Given problem
Find all lines in the listing that include the word "work", then copy them.

################

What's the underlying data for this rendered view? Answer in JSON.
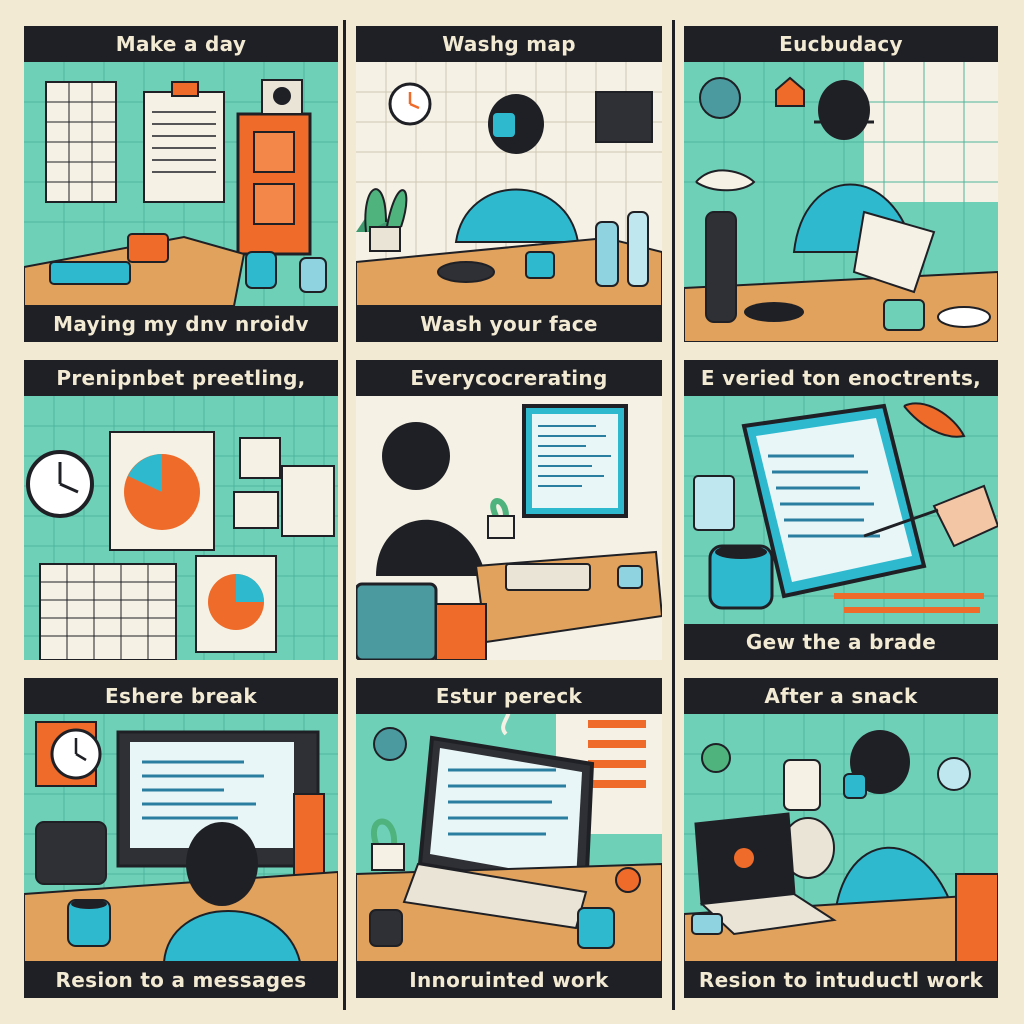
{
  "colors": {
    "teal": "#6fd0b8",
    "mint": "#9fe1cf",
    "cream": "#f3ead3",
    "ink": "#1f2026",
    "orange": "#ee6b2a",
    "wood": "#e0a25c",
    "cyan": "#2fb9cf"
  },
  "panels": [
    {
      "id": "p1",
      "top": "Make a day",
      "bottom": "Maying my dnv nroidv"
    },
    {
      "id": "p2",
      "top": "Washg map",
      "bottom": "Wash your face"
    },
    {
      "id": "p3",
      "top": "Eucbudacy",
      "bottom": ""
    },
    {
      "id": "p4",
      "top": "Prenipnbet preetling,",
      "bottom": ""
    },
    {
      "id": "p5",
      "top": "Everycocrerating",
      "bottom": ""
    },
    {
      "id": "p6",
      "top": "E veried ton enoctrents,",
      "bottom": "Gew the a brade"
    },
    {
      "id": "p7",
      "top": "Eshere break",
      "bottom": "Resion to a messages"
    },
    {
      "id": "p8",
      "top": "Estur pereck",
      "bottom": "Innoruinted work"
    },
    {
      "id": "p9",
      "top": "After a snack",
      "bottom": "Resion to intuductl work"
    }
  ]
}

################

Problem solution
      "bottom": "Innoruinted work"
      "bottom": "Resion to intuductl work"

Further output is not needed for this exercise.